(Dataset rows about figures)
**********

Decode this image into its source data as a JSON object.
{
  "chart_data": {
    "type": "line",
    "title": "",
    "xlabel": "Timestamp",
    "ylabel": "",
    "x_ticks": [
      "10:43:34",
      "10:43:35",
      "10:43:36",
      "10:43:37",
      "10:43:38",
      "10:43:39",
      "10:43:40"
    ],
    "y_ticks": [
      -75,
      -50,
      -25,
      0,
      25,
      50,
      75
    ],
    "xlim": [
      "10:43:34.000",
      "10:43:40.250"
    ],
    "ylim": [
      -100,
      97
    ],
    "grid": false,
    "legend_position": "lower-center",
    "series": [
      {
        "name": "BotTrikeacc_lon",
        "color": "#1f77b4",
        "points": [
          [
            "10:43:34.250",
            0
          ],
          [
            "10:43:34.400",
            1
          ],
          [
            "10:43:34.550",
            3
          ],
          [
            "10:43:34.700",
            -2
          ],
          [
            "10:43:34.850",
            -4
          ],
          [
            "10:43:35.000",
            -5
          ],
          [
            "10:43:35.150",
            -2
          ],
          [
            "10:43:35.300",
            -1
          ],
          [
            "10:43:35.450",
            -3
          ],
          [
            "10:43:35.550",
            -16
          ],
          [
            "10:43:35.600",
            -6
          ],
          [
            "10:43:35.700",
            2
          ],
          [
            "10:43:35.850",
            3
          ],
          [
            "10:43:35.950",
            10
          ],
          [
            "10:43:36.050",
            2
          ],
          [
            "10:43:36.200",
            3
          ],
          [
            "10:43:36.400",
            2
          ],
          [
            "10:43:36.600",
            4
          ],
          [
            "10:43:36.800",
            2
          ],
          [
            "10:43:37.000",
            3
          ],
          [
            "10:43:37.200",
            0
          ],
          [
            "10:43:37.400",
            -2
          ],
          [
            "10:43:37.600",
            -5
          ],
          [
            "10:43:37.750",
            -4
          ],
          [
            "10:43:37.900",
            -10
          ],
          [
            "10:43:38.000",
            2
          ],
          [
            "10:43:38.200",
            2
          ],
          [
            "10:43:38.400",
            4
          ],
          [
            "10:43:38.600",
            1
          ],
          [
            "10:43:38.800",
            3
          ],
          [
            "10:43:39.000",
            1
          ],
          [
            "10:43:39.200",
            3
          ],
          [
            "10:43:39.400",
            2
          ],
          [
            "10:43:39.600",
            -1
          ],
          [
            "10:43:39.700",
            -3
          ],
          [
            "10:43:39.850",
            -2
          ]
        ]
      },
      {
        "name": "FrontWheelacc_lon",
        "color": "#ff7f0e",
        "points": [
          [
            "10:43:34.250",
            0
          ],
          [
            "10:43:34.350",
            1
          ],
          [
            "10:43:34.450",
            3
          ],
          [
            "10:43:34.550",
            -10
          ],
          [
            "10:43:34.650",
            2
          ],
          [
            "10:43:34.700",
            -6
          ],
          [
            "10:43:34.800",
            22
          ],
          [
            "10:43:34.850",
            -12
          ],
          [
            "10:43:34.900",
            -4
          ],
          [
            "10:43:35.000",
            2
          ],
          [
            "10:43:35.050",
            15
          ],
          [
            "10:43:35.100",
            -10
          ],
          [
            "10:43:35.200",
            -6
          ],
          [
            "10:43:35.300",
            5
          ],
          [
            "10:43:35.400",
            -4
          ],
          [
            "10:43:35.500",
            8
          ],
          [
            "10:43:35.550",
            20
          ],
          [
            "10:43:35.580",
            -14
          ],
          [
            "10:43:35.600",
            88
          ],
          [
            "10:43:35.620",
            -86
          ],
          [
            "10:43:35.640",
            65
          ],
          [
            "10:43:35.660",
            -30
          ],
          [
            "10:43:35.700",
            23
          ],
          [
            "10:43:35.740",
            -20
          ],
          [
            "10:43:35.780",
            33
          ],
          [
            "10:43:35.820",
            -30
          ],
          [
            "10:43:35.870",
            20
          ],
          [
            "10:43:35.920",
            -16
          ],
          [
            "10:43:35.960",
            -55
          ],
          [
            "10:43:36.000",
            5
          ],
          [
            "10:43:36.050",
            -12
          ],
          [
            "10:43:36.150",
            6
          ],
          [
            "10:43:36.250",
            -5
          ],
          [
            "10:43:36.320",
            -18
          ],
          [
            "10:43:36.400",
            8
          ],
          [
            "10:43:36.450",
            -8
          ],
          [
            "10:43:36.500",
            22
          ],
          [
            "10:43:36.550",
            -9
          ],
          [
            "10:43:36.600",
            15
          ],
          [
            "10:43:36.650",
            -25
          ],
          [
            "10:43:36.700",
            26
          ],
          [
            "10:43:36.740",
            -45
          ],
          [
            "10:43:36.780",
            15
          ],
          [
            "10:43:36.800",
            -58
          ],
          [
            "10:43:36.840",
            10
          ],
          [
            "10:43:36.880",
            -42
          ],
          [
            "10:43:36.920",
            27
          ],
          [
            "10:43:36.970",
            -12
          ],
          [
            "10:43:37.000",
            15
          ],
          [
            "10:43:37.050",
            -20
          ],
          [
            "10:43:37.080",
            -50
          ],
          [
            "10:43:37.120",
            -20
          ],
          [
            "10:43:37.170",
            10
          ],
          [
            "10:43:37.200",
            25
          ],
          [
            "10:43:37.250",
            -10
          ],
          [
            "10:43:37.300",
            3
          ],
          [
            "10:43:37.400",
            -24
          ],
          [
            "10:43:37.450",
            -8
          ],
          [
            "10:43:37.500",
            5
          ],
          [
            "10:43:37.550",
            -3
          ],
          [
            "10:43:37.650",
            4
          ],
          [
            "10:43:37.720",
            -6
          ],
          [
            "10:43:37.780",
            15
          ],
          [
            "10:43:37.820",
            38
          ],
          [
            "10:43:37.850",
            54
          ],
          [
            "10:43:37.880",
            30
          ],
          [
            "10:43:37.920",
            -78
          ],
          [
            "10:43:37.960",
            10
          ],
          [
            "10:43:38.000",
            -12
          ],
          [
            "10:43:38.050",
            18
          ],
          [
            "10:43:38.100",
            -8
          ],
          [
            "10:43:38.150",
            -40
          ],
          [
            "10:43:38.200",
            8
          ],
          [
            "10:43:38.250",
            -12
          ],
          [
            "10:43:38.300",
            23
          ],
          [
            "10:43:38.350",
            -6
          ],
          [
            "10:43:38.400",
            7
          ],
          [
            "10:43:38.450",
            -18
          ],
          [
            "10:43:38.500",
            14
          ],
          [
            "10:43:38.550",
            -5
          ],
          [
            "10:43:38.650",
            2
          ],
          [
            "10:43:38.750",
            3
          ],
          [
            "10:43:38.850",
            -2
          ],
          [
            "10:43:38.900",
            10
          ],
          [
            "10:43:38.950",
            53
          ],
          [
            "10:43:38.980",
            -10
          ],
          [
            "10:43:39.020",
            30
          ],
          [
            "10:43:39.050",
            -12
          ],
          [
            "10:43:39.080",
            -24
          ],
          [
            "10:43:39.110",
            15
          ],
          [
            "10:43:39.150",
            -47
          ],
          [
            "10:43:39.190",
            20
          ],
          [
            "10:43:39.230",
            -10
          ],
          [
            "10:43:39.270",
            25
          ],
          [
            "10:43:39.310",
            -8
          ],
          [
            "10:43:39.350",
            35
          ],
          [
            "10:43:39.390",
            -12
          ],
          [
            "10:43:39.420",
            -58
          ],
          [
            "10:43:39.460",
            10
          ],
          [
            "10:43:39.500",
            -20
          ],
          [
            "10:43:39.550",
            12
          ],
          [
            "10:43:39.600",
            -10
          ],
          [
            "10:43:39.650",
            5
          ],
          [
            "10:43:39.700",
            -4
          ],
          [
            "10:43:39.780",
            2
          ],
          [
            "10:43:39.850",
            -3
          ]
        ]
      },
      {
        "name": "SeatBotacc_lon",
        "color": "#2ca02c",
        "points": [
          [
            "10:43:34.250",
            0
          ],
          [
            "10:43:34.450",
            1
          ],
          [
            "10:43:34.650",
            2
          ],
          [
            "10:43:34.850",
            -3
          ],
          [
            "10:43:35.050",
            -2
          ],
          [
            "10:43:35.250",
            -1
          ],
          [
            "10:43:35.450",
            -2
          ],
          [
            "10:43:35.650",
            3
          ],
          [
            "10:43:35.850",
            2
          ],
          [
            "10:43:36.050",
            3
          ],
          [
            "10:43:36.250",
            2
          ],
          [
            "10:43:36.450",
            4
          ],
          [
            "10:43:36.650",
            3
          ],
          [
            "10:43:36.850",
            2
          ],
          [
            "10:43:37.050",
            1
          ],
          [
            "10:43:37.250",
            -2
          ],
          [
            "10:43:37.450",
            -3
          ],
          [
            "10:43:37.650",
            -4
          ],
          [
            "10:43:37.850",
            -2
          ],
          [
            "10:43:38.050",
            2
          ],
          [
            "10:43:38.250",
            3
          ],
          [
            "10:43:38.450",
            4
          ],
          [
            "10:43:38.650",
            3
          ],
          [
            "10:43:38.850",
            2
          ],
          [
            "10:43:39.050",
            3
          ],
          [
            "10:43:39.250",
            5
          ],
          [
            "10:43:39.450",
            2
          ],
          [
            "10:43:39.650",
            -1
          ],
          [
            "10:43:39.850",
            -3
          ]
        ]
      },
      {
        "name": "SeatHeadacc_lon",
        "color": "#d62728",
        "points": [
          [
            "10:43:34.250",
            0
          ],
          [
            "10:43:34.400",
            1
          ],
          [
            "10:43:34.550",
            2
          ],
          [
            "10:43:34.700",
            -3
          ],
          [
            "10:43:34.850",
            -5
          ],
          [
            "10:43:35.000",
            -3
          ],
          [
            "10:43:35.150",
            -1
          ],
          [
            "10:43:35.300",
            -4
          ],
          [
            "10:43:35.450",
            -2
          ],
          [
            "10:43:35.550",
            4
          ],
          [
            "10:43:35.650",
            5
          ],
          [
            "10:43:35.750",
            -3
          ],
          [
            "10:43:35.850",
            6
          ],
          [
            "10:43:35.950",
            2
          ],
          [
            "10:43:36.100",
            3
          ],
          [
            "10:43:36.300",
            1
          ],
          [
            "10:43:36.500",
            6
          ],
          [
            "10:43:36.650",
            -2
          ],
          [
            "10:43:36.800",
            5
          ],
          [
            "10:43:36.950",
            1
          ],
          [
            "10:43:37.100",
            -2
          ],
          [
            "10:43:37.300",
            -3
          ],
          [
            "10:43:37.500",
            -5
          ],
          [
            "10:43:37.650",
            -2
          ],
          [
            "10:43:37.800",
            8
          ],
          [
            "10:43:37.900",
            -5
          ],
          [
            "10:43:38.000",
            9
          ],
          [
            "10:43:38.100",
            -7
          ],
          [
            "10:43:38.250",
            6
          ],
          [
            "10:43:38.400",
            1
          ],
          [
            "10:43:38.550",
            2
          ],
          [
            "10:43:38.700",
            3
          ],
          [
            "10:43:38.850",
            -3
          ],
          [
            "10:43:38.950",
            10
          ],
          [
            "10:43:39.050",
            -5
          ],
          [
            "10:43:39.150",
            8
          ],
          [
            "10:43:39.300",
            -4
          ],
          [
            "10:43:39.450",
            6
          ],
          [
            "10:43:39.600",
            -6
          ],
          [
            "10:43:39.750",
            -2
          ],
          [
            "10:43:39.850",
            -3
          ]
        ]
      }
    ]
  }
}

**********

Above are the records; copy every line in them that holds the word "color".

        "color": "#1f77b4",
        "color": "#ff7f0e",
        "color": "#2ca02c",
        "color": "#d62728",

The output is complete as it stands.